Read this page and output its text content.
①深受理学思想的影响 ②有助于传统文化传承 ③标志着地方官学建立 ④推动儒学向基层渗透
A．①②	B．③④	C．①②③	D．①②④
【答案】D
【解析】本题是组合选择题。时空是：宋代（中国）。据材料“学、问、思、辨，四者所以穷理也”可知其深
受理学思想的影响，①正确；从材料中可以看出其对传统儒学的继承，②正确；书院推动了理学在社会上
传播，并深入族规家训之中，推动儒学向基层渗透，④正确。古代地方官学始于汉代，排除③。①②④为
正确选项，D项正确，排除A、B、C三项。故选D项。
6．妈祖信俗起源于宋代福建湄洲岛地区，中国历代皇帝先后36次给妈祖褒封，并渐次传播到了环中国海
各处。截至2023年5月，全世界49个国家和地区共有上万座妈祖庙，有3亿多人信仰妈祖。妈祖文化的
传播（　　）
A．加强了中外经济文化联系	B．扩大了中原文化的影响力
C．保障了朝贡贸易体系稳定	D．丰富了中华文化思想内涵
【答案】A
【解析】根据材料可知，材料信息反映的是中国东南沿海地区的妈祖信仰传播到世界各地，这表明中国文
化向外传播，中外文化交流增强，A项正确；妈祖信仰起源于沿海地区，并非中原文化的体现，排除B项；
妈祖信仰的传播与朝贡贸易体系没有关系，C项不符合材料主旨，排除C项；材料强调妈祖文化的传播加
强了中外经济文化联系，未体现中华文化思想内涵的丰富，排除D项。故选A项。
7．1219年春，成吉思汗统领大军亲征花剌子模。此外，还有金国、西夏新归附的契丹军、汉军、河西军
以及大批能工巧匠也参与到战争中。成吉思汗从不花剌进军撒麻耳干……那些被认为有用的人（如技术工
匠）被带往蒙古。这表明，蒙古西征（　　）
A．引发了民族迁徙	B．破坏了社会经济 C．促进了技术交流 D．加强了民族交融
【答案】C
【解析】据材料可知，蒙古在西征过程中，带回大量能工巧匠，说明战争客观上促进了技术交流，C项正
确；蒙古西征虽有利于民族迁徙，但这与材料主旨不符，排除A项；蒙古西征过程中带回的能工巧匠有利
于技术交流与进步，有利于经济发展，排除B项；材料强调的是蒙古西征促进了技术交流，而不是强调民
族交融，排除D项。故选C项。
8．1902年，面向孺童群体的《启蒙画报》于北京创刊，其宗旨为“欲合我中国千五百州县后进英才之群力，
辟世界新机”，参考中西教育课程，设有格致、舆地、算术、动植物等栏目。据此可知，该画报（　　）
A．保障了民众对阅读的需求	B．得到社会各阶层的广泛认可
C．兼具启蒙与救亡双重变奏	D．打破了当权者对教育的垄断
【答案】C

=====

Work to do. Print the whole listing exactly as it is.

Task result.
Read this page and output its text content.
①深受理学思想的影响 ②有助于传统文化传承 ③标志着地方官学建立 ④推动儒学向基层渗透
A．①②	B．③④	C．①②③	D．①②④
【答案】D
【解析】本题是组合选择题。时空是：宋代（中国）。据材料“学、问、思、辨，四者所以穷理也”可知其深
受理学思想的影响，①正确；从材料中可以看出其对传统儒学的继承，②正确；书院推动了理学在社会上
传播，并深入族规家训之中，推动儒学向基层渗透，④正确。古代地方官学始于汉代，排除③。①②④为
正确选项，D项正确，排除A、B、C三项。故选D项。
6．妈祖信俗起源于宋代福建湄洲岛地区，中国历代皇帝先后36次给妈祖褒封，并渐次传播到了环中国海
各处。截至2023年5月，全世界49个国家和地区共有上万座妈祖庙，有3亿多人信仰妈祖。妈祖文化的
传播（　　）
A．加强了中外经济文化联系	B．扩大了中原文化的影响力
C．保障了朝贡贸易体系稳定	D．丰富了中华文化思想内涵
【答案】A
【解析】根据材料可知，材料信息反映的是中国东南沿海地区的妈祖信仰传播到世界各地，这表明中国文
化向外传播，中外文化交流增强，A项正确；妈祖信仰起源于沿海地区，并非中原文化的体现，排除B项；
妈祖信仰的传播与朝贡贸易体系没有关系，C项不符合材料主旨，排除C项；材料强调妈祖文化的传播加
强了中外经济文化联系，未体现中华文化思想内涵的丰富，排除D项。故选A项。
7．1219年春，成吉思汗统领大军亲征花剌子模。此外，还有金国、西夏新归附的契丹军、汉军、河西军
以及大批能工巧匠也参与到战争中。成吉思汗从不花剌进军撒麻耳干……那些被认为有用的人（如技术工
匠）被带往蒙古。这表明，蒙古西征（　　）
A．引发了民族迁徙	B．破坏了社会经济 C．促进了技术交流 D．加强了民族交融
【答案】C
【解析】据材料可知，蒙古在西征过程中，带回大量能工巧匠，说明战争客观上促进了技术交流，C项正
确；蒙古西征虽有利于民族迁徙，但这与材料主旨不符，排除A项；蒙古西征过程中带回的能工巧匠有利
于技术交流与进步，有利于经济发展，排除B项；材料强调的是蒙古西征促进了技术交流，而不是强调民
族交融，排除D项。故选C项。
8．1902年，面向孺童群体的《启蒙画报》于北京创刊，其宗旨为“欲合我中国千五百州县后进英才之群力，
辟世界新机”，参考中西教育课程，设有格致、舆地、算术、动植物等栏目。据此可知，该画报（　　）
A．保障了民众对阅读的需求	B．得到社会各阶层的广泛认可
C．兼具启蒙与救亡双重变奏	D．打破了当权者对教育的垄断
【答案】C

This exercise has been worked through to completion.